LISTING

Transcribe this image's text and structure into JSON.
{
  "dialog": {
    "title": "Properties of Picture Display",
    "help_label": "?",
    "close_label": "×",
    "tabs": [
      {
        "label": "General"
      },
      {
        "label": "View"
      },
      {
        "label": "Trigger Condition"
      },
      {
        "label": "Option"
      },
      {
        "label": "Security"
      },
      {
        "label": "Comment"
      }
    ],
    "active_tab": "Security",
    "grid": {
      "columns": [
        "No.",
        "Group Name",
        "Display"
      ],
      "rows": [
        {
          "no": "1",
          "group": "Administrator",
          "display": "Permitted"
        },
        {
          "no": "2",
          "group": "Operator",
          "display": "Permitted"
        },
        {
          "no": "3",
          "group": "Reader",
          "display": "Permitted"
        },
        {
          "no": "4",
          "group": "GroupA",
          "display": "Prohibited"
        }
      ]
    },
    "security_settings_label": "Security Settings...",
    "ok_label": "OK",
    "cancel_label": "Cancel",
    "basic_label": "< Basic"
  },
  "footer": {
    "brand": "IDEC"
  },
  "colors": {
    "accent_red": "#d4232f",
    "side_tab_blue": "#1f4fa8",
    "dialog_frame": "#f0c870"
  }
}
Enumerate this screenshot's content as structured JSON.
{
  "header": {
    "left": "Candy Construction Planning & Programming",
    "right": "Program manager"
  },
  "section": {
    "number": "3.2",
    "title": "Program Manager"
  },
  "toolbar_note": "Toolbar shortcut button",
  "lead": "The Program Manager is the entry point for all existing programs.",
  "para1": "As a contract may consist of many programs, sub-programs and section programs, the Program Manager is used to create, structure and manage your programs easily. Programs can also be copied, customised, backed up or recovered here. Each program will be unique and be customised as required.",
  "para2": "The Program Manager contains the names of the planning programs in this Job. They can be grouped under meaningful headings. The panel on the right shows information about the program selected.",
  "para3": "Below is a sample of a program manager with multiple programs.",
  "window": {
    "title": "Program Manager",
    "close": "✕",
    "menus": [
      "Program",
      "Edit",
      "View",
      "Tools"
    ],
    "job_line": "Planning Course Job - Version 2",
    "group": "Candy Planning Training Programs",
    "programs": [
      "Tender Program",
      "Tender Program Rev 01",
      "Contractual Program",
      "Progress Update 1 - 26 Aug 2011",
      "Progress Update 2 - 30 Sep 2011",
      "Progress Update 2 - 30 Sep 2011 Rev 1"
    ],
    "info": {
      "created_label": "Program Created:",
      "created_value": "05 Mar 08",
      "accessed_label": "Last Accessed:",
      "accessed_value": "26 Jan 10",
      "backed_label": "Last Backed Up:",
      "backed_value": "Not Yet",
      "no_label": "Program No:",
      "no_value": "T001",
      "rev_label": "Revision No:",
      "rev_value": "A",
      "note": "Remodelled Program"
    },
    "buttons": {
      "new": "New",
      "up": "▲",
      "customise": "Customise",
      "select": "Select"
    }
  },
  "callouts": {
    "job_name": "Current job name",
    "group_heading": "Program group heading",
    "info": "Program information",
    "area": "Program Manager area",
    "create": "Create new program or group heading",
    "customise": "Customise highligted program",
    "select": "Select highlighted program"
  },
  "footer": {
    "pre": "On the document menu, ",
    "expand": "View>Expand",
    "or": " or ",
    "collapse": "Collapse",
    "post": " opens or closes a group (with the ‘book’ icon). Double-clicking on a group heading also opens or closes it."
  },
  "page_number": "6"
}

WHAT TO PRODUCE
Retype the data in full and match it exactly.

WRITTEN SOLUTION
Transcribe this image's text and structure into JSON.
{
  "dialog": {
    "title": "Properties of Picture Display",
    "help_label": "?",
    "close_label": "×",
    "tabs": [
      {
        "label": "General"
      },
      {
        "label": "View"
      },
      {
        "label": "Trigger Condition"
      },
      {
        "label": "Option"
      },
      {
        "label": "Security"
      },
      {
        "label": "Comment"
      }
    ],
    "active_tab": "Security",
    "grid": {
      "columns": [
        "No.",
        "Group Name",
        "Display"
      ],
      "rows": [
        {
          "no": "1",
          "group": "Administrator",
          "display": "Permitted"
        },
        {
          "no": "2",
          "group": "Operator",
          "display": "Permitted"
        },
        {
          "no": "3",
          "group": "Reader",
          "display": "Permitted"
        },
        {
          "no": "4",
          "group": "GroupA",
          "display": "Prohibited"
        }
      ]
    },
    "security_settings_label": "Security Settings...",
    "ok_label": "OK",
    "cancel_label": "Cancel",
    "basic_label": "< Basic"
  },
  "footer": {
    "brand": "IDEC"
  },
  "colors": {
    "accent_red": "#d4232f",
    "side_tab_blue": "#1f4fa8",
    "dialog_frame": "#f0c870"
  }
}
Enumerate this screenshot's content as structured JSON.
{
  "header": {
    "left": "Candy Construction Planning & Programming",
    "right": "Program manager"
  },
  "section": {
    "number": "3.2",
    "title": "Program Manager"
  },
  "toolbar_note": "Toolbar shortcut button",
  "lead": "The Program Manager is the entry point for all existing programs.",
  "para1": "As a contract may consist of many programs, sub-programs and section programs, the Program Manager is used to create, structure and manage your programs easily. Programs can also be copied, customised, backed up or recovered here. Each program will be unique and be customised as required.",
  "para2": "The Program Manager contains the names of the planning programs in this Job. They can be grouped under meaningful headings. The panel on the right shows information about the program selected.",
  "para3": "Below is a sample of a program manager with multiple programs.",
  "window": {
    "title": "Program Manager",
    "close": "✕",
    "menus": [
      "Program",
      "Edit",
      "View",
      "Tools"
    ],
    "job_line": "Planning Course Job - Version 2",
    "group": "Candy Planning Training Programs",
    "programs": [
      "Tender Program",
      "Tender Program Rev 01",
      "Contractual Program",
      "Progress Update 1 - 26 Aug 2011",
      "Progress Update 2 - 30 Sep 2011",
      "Progress Update 2 - 30 Sep 2011 Rev 1"
    ],
    "info": {
      "created_label": "Program Created:",
      "created_value": "05 Mar 08",
      "accessed_label": "Last Accessed:",
      "accessed_value": "26 Jan 10",
      "backed_label": "Last Backed Up:",
      "backed_value": "Not Yet",
      "no_label": "Program No:",
      "no_value": "T001",
      "rev_label": "Revision No:",
      "rev_value": "A",
      "note": "Remodelled Program"
    },
    "buttons": {
      "new": "New",
      "up": "▲",
      "customise": "Customise",
      "select": "Select"
    }
  },
  "callouts": {
    "job_name": "Current job name",
    "group_heading": "Program group heading",
    "info": "Program information",
    "area": "Program Manager area",
    "create": "Create new program or group heading",
    "customise": "Customise highligted program",
    "select": "Select highlighted program"
  },
  "footer": {
    "pre": "On the document menu, ",
    "expand": "View>Expand",
    "or": " or ",
    "collapse": "Collapse",
    "post": " opens or closes a group (with the ‘book’ icon). Double-clicking on a group heading also opens or closes it."
  },
  "page_number": "6"
}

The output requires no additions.